**What to work on**
Print each line of the data below, unchanged and in the same order.

[Data records]

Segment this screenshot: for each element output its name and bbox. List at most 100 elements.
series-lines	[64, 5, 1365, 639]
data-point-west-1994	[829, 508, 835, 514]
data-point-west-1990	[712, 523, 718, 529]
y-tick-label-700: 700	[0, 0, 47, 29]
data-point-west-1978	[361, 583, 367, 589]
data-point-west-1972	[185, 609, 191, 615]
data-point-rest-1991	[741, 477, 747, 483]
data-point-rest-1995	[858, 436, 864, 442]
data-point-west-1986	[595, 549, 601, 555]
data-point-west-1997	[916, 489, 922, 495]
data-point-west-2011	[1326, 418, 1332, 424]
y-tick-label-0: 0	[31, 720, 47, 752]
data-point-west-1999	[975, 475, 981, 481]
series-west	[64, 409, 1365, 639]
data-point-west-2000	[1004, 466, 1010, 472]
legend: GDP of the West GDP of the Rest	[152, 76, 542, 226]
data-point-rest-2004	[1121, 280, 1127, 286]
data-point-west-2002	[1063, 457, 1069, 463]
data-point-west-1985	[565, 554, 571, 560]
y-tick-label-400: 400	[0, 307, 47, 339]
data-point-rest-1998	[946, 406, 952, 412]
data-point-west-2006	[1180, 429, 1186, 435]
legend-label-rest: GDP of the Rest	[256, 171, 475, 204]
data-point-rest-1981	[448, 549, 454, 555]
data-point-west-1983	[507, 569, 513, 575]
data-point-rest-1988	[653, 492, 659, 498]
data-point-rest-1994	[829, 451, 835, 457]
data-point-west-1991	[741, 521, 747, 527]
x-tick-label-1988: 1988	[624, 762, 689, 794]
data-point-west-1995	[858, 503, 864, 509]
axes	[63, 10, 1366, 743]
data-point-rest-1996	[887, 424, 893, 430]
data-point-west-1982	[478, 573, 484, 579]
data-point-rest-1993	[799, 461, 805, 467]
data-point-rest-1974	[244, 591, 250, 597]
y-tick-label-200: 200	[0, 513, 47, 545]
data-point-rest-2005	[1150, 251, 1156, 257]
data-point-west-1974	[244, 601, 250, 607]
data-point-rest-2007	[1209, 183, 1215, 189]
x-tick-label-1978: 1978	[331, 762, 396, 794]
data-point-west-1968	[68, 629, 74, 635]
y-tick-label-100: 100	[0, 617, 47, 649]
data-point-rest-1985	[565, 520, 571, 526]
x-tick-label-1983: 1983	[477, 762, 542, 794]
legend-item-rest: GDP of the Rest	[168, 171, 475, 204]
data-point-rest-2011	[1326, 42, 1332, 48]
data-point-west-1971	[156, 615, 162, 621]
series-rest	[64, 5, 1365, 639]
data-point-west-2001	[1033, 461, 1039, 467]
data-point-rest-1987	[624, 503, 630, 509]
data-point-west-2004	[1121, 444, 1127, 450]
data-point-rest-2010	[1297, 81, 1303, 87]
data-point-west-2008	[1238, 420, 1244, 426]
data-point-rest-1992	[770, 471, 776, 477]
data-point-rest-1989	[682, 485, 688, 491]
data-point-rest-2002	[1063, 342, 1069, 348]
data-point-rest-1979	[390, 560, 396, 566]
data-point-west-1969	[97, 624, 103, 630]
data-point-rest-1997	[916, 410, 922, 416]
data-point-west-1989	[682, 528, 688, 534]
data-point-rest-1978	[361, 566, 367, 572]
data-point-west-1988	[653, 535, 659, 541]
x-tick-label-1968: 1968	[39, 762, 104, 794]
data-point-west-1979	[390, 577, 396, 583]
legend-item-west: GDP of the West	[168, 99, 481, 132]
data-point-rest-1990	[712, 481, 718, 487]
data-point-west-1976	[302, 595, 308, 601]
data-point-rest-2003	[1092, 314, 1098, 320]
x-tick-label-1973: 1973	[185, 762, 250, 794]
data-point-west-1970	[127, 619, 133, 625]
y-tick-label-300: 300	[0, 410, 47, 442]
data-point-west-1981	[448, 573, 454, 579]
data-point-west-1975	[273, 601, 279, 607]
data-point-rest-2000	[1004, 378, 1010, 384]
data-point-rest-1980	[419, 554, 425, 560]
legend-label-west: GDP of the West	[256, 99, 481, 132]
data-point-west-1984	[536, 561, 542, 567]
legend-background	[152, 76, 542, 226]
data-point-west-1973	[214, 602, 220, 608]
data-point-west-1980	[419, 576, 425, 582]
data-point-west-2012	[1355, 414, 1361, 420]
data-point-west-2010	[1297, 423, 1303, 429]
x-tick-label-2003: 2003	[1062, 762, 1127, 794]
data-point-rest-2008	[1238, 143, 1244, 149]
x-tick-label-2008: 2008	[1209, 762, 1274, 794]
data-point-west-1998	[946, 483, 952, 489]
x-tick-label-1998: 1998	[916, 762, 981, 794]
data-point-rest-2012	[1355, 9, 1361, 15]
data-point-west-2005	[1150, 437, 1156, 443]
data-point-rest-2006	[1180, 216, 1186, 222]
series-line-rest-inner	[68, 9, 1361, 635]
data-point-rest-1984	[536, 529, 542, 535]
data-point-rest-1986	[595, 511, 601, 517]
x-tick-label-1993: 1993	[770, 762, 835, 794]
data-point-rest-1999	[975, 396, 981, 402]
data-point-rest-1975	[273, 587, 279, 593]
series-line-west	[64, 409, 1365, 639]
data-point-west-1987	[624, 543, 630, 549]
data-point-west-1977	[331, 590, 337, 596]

**Written solution**
Segment this screenshot: for each element output its name and bbox. List at most 100 elements.
series-lines	[64, 5, 1365, 639]
data-point-west-1994	[829, 508, 835, 514]
data-point-west-1990	[712, 523, 718, 529]
y-tick-label-700: 700	[0, 0, 47, 29]
data-point-west-1978	[361, 583, 367, 589]
data-point-west-1972	[185, 609, 191, 615]
data-point-rest-1991	[741, 477, 747, 483]
data-point-rest-1995	[858, 436, 864, 442]
data-point-west-1986	[595, 549, 601, 555]
data-point-west-1997	[916, 489, 922, 495]
data-point-west-2011	[1326, 418, 1332, 424]
y-tick-label-0: 0	[31, 720, 47, 752]
data-point-west-1999	[975, 475, 981, 481]
series-west	[64, 409, 1365, 639]
data-point-west-2000	[1004, 466, 1010, 472]
legend: GDP of the West GDP of the Rest	[152, 76, 542, 226]
data-point-rest-2004	[1121, 280, 1127, 286]
data-point-west-2002	[1063, 457, 1069, 463]
data-point-west-1985	[565, 554, 571, 560]
y-tick-label-400: 400	[0, 307, 47, 339]
data-point-rest-1998	[946, 406, 952, 412]
data-point-west-2006	[1180, 429, 1186, 435]
legend-label-rest: GDP of the Rest	[256, 171, 475, 204]
data-point-rest-1981	[448, 549, 454, 555]
data-point-west-1983	[507, 569, 513, 575]
data-point-rest-1988	[653, 492, 659, 498]
data-point-rest-1994	[829, 451, 835, 457]
data-point-west-1991	[741, 521, 747, 527]
x-tick-label-1988: 1988	[624, 762, 689, 794]
data-point-west-1995	[858, 503, 864, 509]
axes	[63, 10, 1366, 743]
data-point-rest-1996	[887, 424, 893, 430]
data-point-west-1982	[478, 573, 484, 579]
data-point-rest-1993	[799, 461, 805, 467]
data-point-rest-1974	[244, 591, 250, 597]
y-tick-label-200: 200	[0, 513, 47, 545]
data-point-rest-2005	[1150, 251, 1156, 257]
data-point-west-1974	[244, 601, 250, 607]
data-point-rest-2007	[1209, 183, 1215, 189]
x-tick-label-1978: 1978	[331, 762, 396, 794]
data-point-west-1968	[68, 629, 74, 635]
y-tick-label-100: 100	[0, 617, 47, 649]
data-point-rest-1985	[565, 520, 571, 526]
x-tick-label-1983: 1983	[477, 762, 542, 794]
legend-item-rest: GDP of the Rest	[168, 171, 475, 204]
data-point-rest-2011	[1326, 42, 1332, 48]
data-point-west-1971	[156, 615, 162, 621]
series-rest	[64, 5, 1365, 639]
data-point-west-2001	[1033, 461, 1039, 467]
data-point-rest-1987	[624, 503, 630, 509]
data-point-west-2004	[1121, 444, 1127, 450]
data-point-rest-2010	[1297, 81, 1303, 87]
data-point-west-2008	[1238, 420, 1244, 426]
data-point-rest-1992	[770, 471, 776, 477]
data-point-rest-1989	[682, 485, 688, 491]
data-point-rest-2002	[1063, 342, 1069, 348]
data-point-rest-1979	[390, 560, 396, 566]
data-point-west-1969	[97, 624, 103, 630]
data-point-rest-1997	[916, 410, 922, 416]
data-point-west-1989	[682, 528, 688, 534]
data-point-rest-1978	[361, 566, 367, 572]
data-point-west-1988	[653, 535, 659, 541]
x-tick-label-1968: 1968	[39, 762, 104, 794]
data-point-west-1979	[390, 577, 396, 583]
legend-item-west: GDP of the West	[168, 99, 481, 132]
data-point-rest-1990	[712, 481, 718, 487]
data-point-west-1976	[302, 595, 308, 601]
data-point-rest-2003	[1092, 314, 1098, 320]
x-tick-label-1973: 1973	[185, 762, 250, 794]
data-point-west-1970	[127, 619, 133, 625]
y-tick-label-300: 300	[0, 410, 47, 442]
data-point-west-1981	[448, 573, 454, 579]
data-point-west-1975	[273, 601, 279, 607]
data-point-rest-2000	[1004, 378, 1010, 384]
data-point-rest-1980	[419, 554, 425, 560]
legend-label-west: GDP of the West	[256, 99, 481, 132]
data-point-west-1984	[536, 561, 542, 567]
legend-background	[152, 76, 542, 226]
data-point-west-1973	[214, 602, 220, 608]
data-point-west-1980	[419, 576, 425, 582]
data-point-west-2012	[1355, 414, 1361, 420]
data-point-west-2010	[1297, 423, 1303, 429]
x-tick-label-2003: 2003	[1062, 762, 1127, 794]
data-point-rest-2008	[1238, 143, 1244, 149]
x-tick-label-2008: 2008	[1209, 762, 1274, 794]
data-point-west-1998	[946, 483, 952, 489]
x-tick-label-1998: 1998	[916, 762, 981, 794]
data-point-rest-2012	[1355, 9, 1361, 15]
data-point-west-2005	[1150, 437, 1156, 443]
data-point-rest-2006	[1180, 216, 1186, 222]
series-line-rest-inner	[68, 9, 1361, 635]
data-point-rest-1984	[536, 529, 542, 535]
data-point-rest-1986	[595, 511, 601, 517]
x-tick-label-1993: 1993	[770, 762, 835, 794]
data-point-rest-1999	[975, 396, 981, 402]
data-point-rest-1975	[273, 587, 279, 593]
series-line-west	[64, 409, 1365, 639]
data-point-west-1987	[624, 543, 630, 549]
data-point-west-1977	[331, 590, 337, 596]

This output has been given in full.